OBJECTIVE ::
Report how many lines below contain the word "JSON", and give only that number.

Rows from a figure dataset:

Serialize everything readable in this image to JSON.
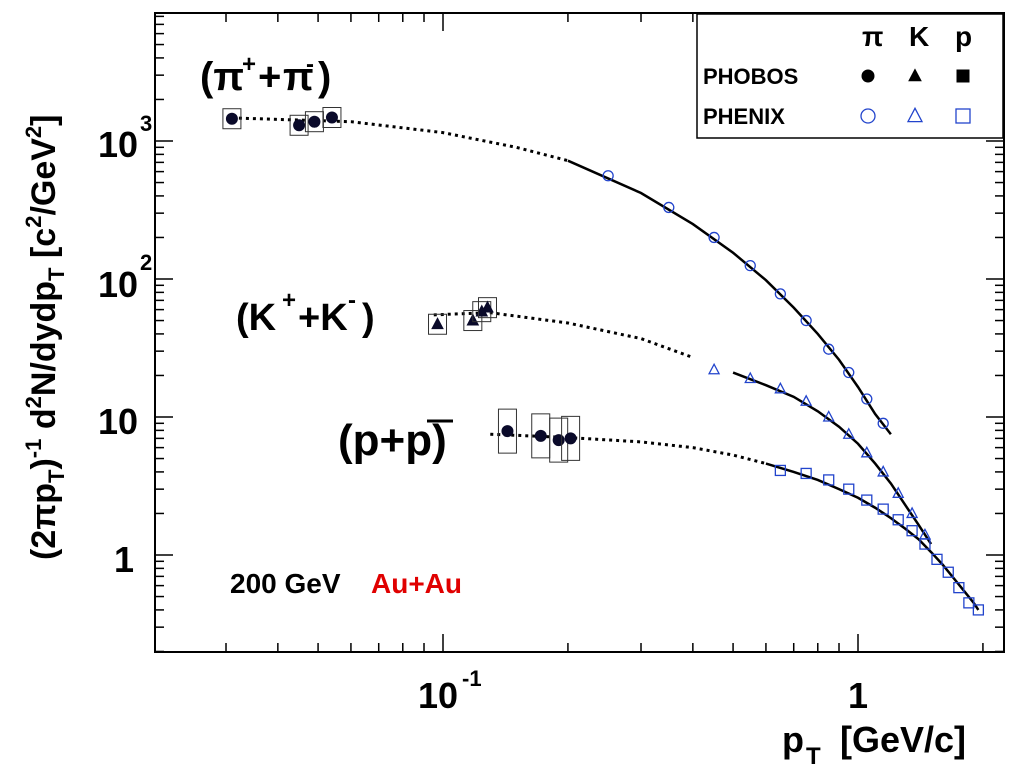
{
  "chart_data": {
    "type": "scatter",
    "x_scale": "log",
    "y_scale": "log",
    "xlim": [
      0.023,
      2.2
    ],
    "ylim": [
      0.15,
      8000
    ],
    "xlabel": "p_T [GeV/c]",
    "ylabel": "(2πp_T)^-1 d²N/dydp_T [c²/GeV²]",
    "x_ticklabels": [
      "10^-1",
      "1"
    ],
    "y_ticklabels": [
      "1",
      "10",
      "10^2",
      "10^3"
    ],
    "annotation": {
      "energy": "200 GeV",
      "system": "Au+Au",
      "system_color": "#e00000"
    },
    "legend": {
      "placement": "top-right",
      "columns": [
        "π",
        "K",
        "p"
      ],
      "rows": [
        {
          "label": "PHOBOS",
          "marker": "filled",
          "color": "#000000"
        },
        {
          "label": "PHENIX",
          "marker": "open",
          "color": "#2244cc"
        }
      ]
    },
    "groups": [
      {
        "label": "(π⁺+π⁻)",
        "label_parts": [
          "(π",
          "+",
          "+π",
          "-",
          ")"
        ],
        "marker": "circle",
        "phobos": [
          [
            0.031,
            1450
          ],
          [
            0.045,
            1300
          ],
          [
            0.049,
            1380
          ],
          [
            0.054,
            1480
          ]
        ],
        "phenix": [
          [
            0.25,
            560
          ],
          [
            0.35,
            330
          ],
          [
            0.45,
            200
          ],
          [
            0.55,
            125
          ],
          [
            0.65,
            78
          ],
          [
            0.75,
            50
          ],
          [
            0.85,
            31
          ],
          [
            0.95,
            21
          ],
          [
            1.05,
            13.5
          ],
          [
            1.15,
            9
          ]
        ],
        "fit": [
          [
            0.031,
            1470
          ],
          [
            0.06,
            1380
          ],
          [
            0.1,
            1150
          ],
          [
            0.15,
            900
          ],
          [
            0.2,
            720
          ],
          [
            0.3,
            420
          ],
          [
            0.4,
            250
          ],
          [
            0.5,
            155
          ],
          [
            0.6,
            98
          ],
          [
            0.7,
            62
          ],
          [
            0.8,
            40
          ],
          [
            0.9,
            26
          ],
          [
            1.0,
            16.5
          ],
          [
            1.1,
            10.5
          ],
          [
            1.2,
            7.5
          ]
        ]
      },
      {
        "label": "(K⁺+K⁻)",
        "label_parts": [
          "(K",
          "+",
          "+K",
          "-",
          ")"
        ],
        "marker": "triangle",
        "phobos": [
          [
            0.097,
            47
          ],
          [
            0.118,
            50
          ],
          [
            0.124,
            58
          ],
          [
            0.128,
            62
          ]
        ],
        "phenix": [
          [
            0.45,
            22
          ],
          [
            0.55,
            19
          ],
          [
            0.65,
            16
          ],
          [
            0.75,
            13
          ],
          [
            0.85,
            10
          ],
          [
            0.95,
            7.5
          ],
          [
            1.05,
            5.5
          ],
          [
            1.15,
            4
          ],
          [
            1.25,
            2.8
          ],
          [
            1.35,
            2
          ],
          [
            1.45,
            1.4
          ]
        ],
        "fit": [
          [
            0.095,
            55
          ],
          [
            0.13,
            57
          ],
          [
            0.2,
            48
          ],
          [
            0.3,
            37
          ],
          [
            0.4,
            27
          ],
          [
            0.5,
            21
          ],
          [
            0.6,
            17
          ],
          [
            0.7,
            14
          ],
          [
            0.8,
            11
          ],
          [
            0.9,
            8.5
          ],
          [
            1.0,
            6.4
          ],
          [
            1.1,
            4.6
          ],
          [
            1.2,
            3.3
          ],
          [
            1.3,
            2.3
          ],
          [
            1.4,
            1.65
          ],
          [
            1.5,
            1.2
          ]
        ]
      },
      {
        "label": "(p+p̄)",
        "label_parts": [
          "(p+",
          "p",
          ")"
        ],
        "marker": "square",
        "phobos": [
          [
            0.143,
            7.9
          ],
          [
            0.172,
            7.3
          ],
          [
            0.19,
            6.8
          ],
          [
            0.203,
            7.0
          ]
        ],
        "phenix": [
          [
            0.65,
            4.1
          ],
          [
            0.75,
            3.9
          ],
          [
            0.85,
            3.5
          ],
          [
            0.95,
            3.0
          ],
          [
            1.05,
            2.5
          ],
          [
            1.15,
            2.15
          ],
          [
            1.25,
            1.8
          ],
          [
            1.35,
            1.5
          ],
          [
            1.45,
            1.2
          ],
          [
            1.55,
            0.93
          ],
          [
            1.65,
            0.75
          ],
          [
            1.75,
            0.58
          ],
          [
            1.85,
            0.45
          ],
          [
            1.95,
            0.4
          ]
        ],
        "fit": [
          [
            0.13,
            7.5
          ],
          [
            0.2,
            7.1
          ],
          [
            0.3,
            6.6
          ],
          [
            0.4,
            6.0
          ],
          [
            0.5,
            5.3
          ],
          [
            0.6,
            4.6
          ],
          [
            0.7,
            4.0
          ],
          [
            0.8,
            3.5
          ],
          [
            0.9,
            3.0
          ],
          [
            1.0,
            2.6
          ],
          [
            1.1,
            2.2
          ],
          [
            1.2,
            1.85
          ],
          [
            1.3,
            1.55
          ],
          [
            1.4,
            1.3
          ],
          [
            1.5,
            1.05
          ],
          [
            1.6,
            0.85
          ],
          [
            1.7,
            0.68
          ],
          [
            1.8,
            0.55
          ],
          [
            1.9,
            0.45
          ],
          [
            1.95,
            0.4
          ]
        ]
      }
    ]
  }
}
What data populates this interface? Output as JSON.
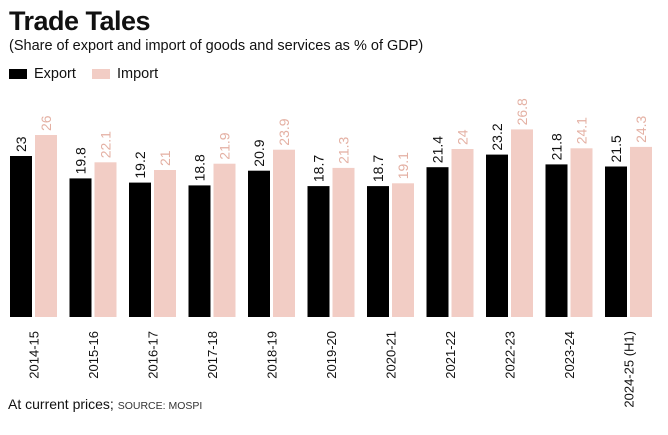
{
  "chart_data": {
    "type": "bar",
    "title": "Trade Tales",
    "subtitle": "(Share of export and import of goods and services as % of GDP)",
    "categories": [
      "2014-15",
      "2015-16",
      "2016-17",
      "2017-18",
      "2018-19",
      "2019-20",
      "2020-21",
      "2021-22",
      "2022-23",
      "2023-24",
      "2024-25 (H1)"
    ],
    "series": [
      {
        "name": "Export",
        "color": "#000000",
        "label_color": "#111111",
        "values": [
          23,
          19.8,
          19.2,
          18.8,
          20.9,
          18.7,
          18.7,
          21.4,
          23.2,
          21.8,
          21.5
        ]
      },
      {
        "name": "Import",
        "color": "#f2cdc5",
        "label_color": "#e4b0a3",
        "values": [
          26,
          22.1,
          21,
          21.9,
          23.9,
          21.3,
          19.1,
          24,
          26.8,
          24.1,
          24.3
        ]
      }
    ],
    "legend": "top-left",
    "grid": false,
    "ylim": [
      0,
      28
    ],
    "footnote": "At current prices;",
    "source": "SOURCE: MOSPI"
  }
}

RESULT FOR THIS EXERCISE ::
2